#### What you should do
Your task is to transcribe the data in full.

Saved data entries
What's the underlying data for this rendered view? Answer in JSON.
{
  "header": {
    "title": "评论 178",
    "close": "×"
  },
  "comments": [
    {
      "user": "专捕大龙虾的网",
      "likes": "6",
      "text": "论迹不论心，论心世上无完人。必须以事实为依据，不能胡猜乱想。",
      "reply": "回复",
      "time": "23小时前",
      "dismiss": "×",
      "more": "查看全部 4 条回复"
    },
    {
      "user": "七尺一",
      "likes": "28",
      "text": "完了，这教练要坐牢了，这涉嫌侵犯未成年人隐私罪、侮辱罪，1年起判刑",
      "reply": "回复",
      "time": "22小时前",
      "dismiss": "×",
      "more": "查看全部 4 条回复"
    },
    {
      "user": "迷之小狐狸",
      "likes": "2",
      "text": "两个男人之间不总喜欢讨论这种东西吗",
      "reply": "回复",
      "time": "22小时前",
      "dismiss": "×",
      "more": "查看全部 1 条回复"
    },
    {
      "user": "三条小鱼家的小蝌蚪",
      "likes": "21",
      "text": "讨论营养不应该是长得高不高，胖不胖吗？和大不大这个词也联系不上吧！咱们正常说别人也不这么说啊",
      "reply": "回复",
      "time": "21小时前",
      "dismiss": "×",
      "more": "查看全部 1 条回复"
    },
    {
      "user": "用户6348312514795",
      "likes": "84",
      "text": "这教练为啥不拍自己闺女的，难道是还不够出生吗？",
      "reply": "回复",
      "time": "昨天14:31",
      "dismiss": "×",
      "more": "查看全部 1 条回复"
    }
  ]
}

#### Exercise solution
What's the underlying data for this rendered view? Answer in JSON.
{
  "header": {
    "title": "评论 178",
    "close": "×"
  },
  "comments": [
    {
      "user": "专捕大龙虾的网",
      "likes": "6",
      "text": "论迹不论心，论心世上无完人。必须以事实为依据，不能胡猜乱想。",
      "reply": "回复",
      "time": "23小时前",
      "dismiss": "×",
      "more": "查看全部 4 条回复"
    },
    {
      "user": "七尺一",
      "likes": "28",
      "text": "完了，这教练要坐牢了，这涉嫌侵犯未成年人隐私罪、侮辱罪，1年起判刑",
      "reply": "回复",
      "time": "22小时前",
      "dismiss": "×",
      "more": "查看全部 4 条回复"
    },
    {
      "user": "迷之小狐狸",
      "likes": "2",
      "text": "两个男人之间不总喜欢讨论这种东西吗",
      "reply": "回复",
      "time": "22小时前",
      "dismiss": "×",
      "more": "查看全部 1 条回复"
    },
    {
      "user": "三条小鱼家的小蝌蚪",
      "likes": "21",
      "text": "讨论营养不应该是长得高不高，胖不胖吗？和大不大这个词也联系不上吧！咱们正常说别人也不这么说啊",
      "reply": "回复",
      "time": "21小时前",
      "dismiss": "×",
      "more": "查看全部 1 条回复"
    },
    {
      "user": "用户6348312514795",
      "likes": "84",
      "text": "这教练为啥不拍自己闺女的，难道是还不够出生吗？",
      "reply": "回复",
      "time": "昨天14:31",
      "dismiss": "×",
      "more": "查看全部 1 条回复"
    }
  ]
}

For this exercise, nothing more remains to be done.